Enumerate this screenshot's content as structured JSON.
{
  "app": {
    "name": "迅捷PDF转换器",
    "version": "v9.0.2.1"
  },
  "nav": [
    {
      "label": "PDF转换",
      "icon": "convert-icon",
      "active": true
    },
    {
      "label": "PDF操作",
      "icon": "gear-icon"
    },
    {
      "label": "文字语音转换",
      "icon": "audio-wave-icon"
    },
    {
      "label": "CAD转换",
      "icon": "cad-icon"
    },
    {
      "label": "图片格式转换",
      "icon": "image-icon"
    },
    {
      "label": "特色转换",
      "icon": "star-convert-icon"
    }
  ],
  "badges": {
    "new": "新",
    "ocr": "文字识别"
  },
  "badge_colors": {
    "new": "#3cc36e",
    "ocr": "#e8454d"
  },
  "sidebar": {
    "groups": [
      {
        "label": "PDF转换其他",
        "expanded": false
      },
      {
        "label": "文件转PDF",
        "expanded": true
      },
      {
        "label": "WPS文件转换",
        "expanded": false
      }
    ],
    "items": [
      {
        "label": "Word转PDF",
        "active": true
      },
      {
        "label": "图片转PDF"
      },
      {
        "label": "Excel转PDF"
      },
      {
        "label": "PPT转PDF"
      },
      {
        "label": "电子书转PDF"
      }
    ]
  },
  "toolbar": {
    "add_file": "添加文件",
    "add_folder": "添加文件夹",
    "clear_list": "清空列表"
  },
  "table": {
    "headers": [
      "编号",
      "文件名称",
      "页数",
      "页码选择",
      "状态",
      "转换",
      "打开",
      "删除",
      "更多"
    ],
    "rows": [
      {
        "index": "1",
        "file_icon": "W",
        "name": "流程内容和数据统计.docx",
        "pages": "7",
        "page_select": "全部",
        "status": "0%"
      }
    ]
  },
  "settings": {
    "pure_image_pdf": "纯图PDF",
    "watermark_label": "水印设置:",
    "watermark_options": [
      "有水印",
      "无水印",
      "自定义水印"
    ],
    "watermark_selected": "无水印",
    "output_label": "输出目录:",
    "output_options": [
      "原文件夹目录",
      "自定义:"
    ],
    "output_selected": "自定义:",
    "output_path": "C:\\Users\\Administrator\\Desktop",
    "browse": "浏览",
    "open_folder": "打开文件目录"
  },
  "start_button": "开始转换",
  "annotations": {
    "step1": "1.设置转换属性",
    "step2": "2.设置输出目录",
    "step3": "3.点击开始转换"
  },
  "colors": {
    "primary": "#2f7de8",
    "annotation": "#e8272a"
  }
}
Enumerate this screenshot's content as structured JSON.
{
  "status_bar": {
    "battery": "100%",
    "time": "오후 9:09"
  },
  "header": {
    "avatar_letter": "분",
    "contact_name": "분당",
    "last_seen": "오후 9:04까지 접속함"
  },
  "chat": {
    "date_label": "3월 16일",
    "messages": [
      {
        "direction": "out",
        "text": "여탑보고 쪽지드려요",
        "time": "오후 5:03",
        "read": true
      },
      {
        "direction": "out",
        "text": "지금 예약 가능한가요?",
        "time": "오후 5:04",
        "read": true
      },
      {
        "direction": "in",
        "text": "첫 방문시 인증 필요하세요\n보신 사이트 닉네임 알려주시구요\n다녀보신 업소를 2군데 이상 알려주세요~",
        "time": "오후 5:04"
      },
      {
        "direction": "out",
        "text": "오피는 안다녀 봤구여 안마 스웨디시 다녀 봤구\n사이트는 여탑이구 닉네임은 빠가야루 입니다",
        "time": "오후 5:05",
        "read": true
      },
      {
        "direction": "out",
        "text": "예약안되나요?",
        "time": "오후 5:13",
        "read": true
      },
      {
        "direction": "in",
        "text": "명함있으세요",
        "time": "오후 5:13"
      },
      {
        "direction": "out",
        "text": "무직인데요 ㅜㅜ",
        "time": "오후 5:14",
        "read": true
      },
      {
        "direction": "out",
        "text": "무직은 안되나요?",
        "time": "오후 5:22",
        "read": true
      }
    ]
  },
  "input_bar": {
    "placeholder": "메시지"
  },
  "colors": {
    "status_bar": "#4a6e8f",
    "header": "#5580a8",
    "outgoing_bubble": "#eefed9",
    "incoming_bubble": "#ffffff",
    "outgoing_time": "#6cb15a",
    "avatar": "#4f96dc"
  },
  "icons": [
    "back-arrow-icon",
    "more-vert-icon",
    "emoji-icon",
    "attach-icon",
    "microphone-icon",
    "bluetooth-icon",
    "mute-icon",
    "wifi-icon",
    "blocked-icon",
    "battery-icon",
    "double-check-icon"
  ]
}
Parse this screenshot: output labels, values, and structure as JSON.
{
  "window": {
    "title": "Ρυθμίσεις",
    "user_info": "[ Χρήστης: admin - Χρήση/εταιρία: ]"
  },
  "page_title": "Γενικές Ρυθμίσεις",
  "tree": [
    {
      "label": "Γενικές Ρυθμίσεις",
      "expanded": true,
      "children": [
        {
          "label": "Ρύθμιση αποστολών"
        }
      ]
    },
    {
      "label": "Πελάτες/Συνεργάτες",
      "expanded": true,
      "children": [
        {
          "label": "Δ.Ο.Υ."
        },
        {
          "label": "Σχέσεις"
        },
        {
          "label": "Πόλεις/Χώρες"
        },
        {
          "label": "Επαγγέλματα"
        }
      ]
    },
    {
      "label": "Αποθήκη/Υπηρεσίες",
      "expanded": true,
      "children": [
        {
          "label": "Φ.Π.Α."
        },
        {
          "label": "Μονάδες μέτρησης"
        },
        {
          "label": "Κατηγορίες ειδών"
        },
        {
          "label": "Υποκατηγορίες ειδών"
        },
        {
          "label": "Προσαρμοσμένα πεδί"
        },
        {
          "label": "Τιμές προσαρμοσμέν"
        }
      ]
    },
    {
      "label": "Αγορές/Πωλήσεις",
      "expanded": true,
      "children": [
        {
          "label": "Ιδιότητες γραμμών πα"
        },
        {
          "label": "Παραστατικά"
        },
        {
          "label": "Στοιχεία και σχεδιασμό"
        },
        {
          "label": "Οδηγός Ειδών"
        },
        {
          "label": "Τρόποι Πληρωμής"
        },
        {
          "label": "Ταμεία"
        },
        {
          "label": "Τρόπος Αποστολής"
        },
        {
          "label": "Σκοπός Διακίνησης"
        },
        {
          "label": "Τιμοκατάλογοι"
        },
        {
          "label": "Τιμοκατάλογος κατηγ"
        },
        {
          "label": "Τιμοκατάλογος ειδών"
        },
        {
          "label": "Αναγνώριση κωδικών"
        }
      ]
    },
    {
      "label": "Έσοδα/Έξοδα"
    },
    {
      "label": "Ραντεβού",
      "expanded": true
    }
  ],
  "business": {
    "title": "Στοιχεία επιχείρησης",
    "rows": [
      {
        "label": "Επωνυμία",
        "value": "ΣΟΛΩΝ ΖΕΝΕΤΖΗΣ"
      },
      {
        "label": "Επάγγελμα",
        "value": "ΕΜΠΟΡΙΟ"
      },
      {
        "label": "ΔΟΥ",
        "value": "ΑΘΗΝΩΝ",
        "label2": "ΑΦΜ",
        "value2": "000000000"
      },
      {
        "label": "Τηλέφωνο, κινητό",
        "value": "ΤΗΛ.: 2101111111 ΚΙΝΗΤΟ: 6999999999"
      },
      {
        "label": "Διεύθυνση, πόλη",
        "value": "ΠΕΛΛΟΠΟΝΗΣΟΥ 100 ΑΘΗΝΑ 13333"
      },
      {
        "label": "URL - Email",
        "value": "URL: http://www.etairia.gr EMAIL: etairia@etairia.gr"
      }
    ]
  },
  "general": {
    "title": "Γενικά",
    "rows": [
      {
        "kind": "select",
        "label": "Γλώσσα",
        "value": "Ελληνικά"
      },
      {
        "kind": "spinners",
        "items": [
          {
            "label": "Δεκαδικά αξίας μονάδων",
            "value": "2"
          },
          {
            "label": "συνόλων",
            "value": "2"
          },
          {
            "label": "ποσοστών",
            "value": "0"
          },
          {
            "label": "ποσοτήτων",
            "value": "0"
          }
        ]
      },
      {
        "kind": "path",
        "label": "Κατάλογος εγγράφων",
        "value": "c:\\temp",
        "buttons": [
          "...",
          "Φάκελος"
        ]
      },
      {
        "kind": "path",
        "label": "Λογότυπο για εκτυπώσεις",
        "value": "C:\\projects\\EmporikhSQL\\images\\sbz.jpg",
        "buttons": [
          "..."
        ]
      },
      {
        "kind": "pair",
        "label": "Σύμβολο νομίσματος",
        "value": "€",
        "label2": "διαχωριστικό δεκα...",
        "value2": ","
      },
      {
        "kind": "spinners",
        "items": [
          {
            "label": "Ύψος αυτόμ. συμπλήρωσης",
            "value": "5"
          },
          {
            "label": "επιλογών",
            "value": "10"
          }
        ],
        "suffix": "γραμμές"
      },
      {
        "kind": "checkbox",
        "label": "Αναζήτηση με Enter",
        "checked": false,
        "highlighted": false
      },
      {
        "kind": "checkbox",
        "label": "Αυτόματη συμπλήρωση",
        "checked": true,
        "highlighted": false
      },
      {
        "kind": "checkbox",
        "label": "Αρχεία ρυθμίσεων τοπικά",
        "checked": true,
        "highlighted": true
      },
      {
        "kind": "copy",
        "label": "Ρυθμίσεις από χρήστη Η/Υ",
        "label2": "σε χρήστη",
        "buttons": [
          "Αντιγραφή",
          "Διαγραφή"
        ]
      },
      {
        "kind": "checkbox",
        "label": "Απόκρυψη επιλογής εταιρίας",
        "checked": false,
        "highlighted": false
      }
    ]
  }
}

- - - -

■ **Directive**
Filter the entries and copy out every line with the word "Τιμοκατάλογος".

■ **Written answer**
          "label": "Τιμοκατάλογος κατηγ"
          "label": "Τιμοκατάλογος ειδών"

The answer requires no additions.